___ Entries ___
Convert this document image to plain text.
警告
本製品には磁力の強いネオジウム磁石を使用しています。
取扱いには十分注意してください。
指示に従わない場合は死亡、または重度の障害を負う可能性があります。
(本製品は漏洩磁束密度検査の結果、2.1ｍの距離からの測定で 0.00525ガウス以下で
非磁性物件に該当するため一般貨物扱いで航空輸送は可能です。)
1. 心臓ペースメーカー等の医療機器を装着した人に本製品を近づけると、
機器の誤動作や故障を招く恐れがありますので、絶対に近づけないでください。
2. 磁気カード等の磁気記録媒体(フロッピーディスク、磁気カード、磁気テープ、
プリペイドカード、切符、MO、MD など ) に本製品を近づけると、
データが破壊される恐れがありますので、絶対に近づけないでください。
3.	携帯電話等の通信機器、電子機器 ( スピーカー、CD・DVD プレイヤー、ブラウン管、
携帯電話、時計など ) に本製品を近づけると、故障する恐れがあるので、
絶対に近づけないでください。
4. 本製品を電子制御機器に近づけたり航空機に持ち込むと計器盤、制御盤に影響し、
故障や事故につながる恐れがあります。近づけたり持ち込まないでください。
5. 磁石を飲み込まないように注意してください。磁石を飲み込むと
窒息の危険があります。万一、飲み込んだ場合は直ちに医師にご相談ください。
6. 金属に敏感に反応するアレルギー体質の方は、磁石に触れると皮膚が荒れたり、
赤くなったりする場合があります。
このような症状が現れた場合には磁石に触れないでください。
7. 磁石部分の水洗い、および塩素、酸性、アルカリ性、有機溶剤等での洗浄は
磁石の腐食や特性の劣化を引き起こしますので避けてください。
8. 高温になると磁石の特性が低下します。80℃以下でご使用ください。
___
*Directions for this task*
Output all of the data again. Match it exactly.

*Task answer*
Convert this document image to plain text.
警告
本製品には磁力の強いネオジウム磁石を使用しています。
取扱いには十分注意してください。
指示に従わない場合は死亡、または重度の障害を負う可能性があります。
(本製品は漏洩磁束密度検査の結果、2.1ｍの距離からの測定で 0.00525ガウス以下で
非磁性物件に該当するため一般貨物扱いで航空輸送は可能です。)
1. 心臓ペースメーカー等の医療機器を装着した人に本製品を近づけると、
機器の誤動作や故障を招く恐れがありますので、絶対に近づけないでください。
2. 磁気カード等の磁気記録媒体(フロッピーディスク、磁気カード、磁気テープ、
プリペイドカード、切符、MO、MD など ) に本製品を近づけると、
データが破壊される恐れがありますので、絶対に近づけないでください。
3.	携帯電話等の通信機器、電子機器 ( スピーカー、CD・DVD プレイヤー、ブラウン管、
携帯電話、時計など ) に本製品を近づけると、故障する恐れがあるので、
絶対に近づけないでください。
4. 本製品を電子制御機器に近づけたり航空機に持ち込むと計器盤、制御盤に影響し、
故障や事故につながる恐れがあります。近づけたり持ち込まないでください。
5. 磁石を飲み込まないように注意してください。磁石を飲み込むと
窒息の危険があります。万一、飲み込んだ場合は直ちに医師にご相談ください。
6. 金属に敏感に反応するアレルギー体質の方は、磁石に触れると皮膚が荒れたり、
赤くなったりする場合があります。
このような症状が現れた場合には磁石に触れないでください。
7. 磁石部分の水洗い、および塩素、酸性、アルカリ性、有機溶剤等での洗浄は
磁石の腐食や特性の劣化を引き起こしますので避けてください。
8. 高温になると磁石の特性が低下します。80℃以下でご使用ください。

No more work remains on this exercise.